▶ **Task directions**:
Copy every line of the entries that includes the word "Nazari".

====== Records for the exercise ======

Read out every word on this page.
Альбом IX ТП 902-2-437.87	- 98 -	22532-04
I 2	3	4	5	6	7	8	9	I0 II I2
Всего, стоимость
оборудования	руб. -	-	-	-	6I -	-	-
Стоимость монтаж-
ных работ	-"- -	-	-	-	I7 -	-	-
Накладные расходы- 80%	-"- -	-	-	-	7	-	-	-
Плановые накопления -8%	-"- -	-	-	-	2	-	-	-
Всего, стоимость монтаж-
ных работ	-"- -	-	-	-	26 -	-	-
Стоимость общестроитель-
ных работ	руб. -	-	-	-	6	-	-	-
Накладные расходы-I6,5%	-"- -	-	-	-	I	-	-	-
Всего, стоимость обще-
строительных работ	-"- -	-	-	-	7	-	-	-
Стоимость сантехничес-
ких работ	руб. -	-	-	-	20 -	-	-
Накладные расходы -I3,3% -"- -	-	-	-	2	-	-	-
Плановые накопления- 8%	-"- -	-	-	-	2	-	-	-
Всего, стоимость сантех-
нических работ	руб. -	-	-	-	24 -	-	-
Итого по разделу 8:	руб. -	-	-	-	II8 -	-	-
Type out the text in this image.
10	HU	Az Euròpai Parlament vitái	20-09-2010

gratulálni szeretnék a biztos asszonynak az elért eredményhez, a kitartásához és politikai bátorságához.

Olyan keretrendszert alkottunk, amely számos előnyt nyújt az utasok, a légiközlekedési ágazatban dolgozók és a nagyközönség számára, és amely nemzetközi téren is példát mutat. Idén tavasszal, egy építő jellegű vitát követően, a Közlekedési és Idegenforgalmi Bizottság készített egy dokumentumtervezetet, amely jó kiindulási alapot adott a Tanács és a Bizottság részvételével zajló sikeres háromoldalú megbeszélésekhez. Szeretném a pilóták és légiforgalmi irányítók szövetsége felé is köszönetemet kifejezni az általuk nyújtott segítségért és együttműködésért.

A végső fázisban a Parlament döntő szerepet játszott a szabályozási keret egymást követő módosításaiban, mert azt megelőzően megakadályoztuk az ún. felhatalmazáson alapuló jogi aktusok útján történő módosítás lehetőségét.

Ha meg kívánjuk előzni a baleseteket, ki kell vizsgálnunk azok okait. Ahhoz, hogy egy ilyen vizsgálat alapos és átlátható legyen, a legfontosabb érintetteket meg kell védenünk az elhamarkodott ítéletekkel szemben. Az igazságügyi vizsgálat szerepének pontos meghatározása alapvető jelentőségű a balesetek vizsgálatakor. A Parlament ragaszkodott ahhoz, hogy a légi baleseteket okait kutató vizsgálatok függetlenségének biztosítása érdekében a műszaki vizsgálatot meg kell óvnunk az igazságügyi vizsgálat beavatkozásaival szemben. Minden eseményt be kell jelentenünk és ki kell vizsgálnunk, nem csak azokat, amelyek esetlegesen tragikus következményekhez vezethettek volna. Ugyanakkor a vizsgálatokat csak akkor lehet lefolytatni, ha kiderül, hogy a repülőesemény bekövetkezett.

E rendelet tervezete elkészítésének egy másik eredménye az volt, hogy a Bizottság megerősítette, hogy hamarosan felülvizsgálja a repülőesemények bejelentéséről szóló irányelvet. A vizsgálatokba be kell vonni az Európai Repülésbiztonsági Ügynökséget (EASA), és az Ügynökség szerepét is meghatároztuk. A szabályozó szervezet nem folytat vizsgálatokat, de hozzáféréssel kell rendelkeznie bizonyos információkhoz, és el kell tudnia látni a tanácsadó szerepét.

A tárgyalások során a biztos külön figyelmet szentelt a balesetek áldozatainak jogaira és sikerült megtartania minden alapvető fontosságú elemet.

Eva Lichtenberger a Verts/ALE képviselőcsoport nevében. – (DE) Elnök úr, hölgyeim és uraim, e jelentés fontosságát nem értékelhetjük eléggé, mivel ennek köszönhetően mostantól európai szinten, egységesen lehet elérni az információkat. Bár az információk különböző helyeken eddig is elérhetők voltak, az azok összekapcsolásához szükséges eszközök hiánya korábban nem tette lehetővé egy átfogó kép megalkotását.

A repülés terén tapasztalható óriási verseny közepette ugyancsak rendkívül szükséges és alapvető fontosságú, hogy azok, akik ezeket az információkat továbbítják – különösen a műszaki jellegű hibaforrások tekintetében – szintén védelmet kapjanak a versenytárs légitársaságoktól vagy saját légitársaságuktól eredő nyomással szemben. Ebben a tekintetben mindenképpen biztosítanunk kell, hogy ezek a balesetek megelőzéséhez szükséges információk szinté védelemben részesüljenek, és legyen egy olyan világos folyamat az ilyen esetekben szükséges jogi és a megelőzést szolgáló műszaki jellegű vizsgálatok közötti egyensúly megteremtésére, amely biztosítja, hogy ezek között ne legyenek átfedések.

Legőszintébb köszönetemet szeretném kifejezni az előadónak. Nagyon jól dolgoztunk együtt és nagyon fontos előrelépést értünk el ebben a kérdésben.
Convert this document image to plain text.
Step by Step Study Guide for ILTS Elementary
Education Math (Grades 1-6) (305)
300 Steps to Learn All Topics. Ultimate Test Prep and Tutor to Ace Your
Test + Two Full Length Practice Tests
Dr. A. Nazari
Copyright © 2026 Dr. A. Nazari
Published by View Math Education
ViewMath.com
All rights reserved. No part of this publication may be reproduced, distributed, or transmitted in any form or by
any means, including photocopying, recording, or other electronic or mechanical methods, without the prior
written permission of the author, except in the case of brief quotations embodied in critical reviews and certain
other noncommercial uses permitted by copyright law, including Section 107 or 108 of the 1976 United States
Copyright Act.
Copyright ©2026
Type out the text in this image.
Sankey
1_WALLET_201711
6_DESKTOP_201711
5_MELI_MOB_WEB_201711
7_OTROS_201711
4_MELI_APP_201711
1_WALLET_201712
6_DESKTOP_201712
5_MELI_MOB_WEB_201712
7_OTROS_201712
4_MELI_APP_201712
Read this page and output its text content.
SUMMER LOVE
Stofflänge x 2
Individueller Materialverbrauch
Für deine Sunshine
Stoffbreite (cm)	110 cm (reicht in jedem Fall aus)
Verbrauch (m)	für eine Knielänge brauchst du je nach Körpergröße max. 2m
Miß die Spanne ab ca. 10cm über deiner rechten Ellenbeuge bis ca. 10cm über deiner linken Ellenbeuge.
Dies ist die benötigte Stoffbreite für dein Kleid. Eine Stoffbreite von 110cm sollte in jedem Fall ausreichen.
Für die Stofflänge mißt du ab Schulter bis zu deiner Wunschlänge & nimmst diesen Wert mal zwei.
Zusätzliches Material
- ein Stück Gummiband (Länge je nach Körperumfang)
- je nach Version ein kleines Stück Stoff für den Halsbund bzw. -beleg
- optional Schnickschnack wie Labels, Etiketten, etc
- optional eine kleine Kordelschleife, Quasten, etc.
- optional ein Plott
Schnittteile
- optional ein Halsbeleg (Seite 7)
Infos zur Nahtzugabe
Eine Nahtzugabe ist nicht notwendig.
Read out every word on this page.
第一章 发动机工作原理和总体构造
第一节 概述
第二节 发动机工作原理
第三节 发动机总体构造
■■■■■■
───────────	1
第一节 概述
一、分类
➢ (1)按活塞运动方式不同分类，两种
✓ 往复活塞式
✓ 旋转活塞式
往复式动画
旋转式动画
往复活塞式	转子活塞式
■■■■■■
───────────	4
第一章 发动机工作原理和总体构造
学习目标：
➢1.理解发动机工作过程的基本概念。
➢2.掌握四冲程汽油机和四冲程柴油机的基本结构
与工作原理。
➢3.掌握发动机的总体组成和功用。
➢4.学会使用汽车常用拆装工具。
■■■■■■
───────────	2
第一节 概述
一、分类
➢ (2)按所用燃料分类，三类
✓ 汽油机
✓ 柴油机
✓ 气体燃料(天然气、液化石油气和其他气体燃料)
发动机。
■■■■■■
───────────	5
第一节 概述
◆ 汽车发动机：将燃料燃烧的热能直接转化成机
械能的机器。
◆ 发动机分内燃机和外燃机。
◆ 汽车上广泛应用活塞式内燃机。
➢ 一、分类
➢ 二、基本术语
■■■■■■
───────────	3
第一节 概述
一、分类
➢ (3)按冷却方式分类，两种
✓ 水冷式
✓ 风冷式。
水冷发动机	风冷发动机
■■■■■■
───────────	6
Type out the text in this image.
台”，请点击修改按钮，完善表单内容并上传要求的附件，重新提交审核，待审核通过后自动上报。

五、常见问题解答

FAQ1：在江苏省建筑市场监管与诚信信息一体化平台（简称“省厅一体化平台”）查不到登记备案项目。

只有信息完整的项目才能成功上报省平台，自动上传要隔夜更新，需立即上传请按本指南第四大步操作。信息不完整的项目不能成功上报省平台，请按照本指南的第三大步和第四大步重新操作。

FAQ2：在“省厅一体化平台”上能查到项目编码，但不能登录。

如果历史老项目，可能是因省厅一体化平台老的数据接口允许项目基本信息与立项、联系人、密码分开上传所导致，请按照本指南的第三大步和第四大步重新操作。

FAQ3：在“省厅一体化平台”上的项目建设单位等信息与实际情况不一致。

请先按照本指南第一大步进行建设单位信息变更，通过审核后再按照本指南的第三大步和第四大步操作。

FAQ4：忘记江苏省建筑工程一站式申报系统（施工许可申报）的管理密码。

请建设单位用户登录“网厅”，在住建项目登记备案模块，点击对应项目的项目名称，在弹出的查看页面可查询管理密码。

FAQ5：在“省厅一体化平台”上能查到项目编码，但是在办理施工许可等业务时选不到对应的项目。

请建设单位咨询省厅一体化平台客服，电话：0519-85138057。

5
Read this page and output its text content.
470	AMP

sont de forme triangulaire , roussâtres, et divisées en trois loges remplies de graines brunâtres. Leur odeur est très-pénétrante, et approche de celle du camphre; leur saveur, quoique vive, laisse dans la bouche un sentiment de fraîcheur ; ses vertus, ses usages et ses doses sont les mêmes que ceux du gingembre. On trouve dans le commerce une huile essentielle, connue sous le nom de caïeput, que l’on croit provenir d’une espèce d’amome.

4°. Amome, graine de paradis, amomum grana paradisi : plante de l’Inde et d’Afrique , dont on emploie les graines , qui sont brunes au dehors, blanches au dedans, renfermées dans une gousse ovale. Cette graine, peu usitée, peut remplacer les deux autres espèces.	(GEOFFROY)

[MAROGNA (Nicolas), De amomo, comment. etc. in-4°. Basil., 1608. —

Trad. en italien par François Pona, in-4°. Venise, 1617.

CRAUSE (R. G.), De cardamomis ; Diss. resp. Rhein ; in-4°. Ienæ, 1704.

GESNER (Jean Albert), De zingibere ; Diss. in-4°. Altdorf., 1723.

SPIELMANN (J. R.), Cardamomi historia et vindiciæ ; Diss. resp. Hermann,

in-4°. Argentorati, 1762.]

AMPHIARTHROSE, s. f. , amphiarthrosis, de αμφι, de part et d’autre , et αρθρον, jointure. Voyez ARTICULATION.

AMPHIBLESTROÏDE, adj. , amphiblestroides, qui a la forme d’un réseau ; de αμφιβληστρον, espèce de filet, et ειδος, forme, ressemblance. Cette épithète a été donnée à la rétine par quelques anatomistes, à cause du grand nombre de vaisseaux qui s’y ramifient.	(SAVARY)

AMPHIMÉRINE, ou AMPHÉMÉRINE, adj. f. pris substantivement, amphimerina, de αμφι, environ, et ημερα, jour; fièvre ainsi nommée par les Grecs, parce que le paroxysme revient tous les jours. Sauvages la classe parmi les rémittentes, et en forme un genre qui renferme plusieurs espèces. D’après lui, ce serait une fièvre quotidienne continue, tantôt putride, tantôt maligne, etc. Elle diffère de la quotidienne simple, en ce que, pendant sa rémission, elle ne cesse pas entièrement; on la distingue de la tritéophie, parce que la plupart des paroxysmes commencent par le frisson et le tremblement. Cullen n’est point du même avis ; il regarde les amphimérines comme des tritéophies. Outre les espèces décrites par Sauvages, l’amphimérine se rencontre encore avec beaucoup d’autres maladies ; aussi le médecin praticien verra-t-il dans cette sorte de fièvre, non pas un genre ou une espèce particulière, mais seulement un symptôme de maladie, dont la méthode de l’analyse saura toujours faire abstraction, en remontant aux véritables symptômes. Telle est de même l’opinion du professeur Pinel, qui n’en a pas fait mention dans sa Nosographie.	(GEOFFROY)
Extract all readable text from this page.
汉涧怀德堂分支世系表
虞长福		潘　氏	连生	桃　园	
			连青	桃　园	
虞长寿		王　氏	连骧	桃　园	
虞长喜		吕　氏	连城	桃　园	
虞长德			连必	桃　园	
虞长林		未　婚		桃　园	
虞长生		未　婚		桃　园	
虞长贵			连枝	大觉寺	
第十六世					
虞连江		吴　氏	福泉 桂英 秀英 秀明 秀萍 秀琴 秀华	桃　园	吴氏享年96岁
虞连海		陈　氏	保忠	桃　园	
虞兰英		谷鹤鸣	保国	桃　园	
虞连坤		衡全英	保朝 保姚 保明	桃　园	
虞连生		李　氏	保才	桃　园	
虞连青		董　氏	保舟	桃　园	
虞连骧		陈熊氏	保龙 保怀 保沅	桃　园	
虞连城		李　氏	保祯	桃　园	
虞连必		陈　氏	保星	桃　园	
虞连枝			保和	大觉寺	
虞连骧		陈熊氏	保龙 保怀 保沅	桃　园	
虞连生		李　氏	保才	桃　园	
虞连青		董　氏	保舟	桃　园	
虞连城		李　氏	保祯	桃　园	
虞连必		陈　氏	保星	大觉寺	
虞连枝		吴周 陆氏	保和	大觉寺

======

▶ **Answer below**:
Dr. A. Nazari
Copyright © 2026 Dr. A. Nazari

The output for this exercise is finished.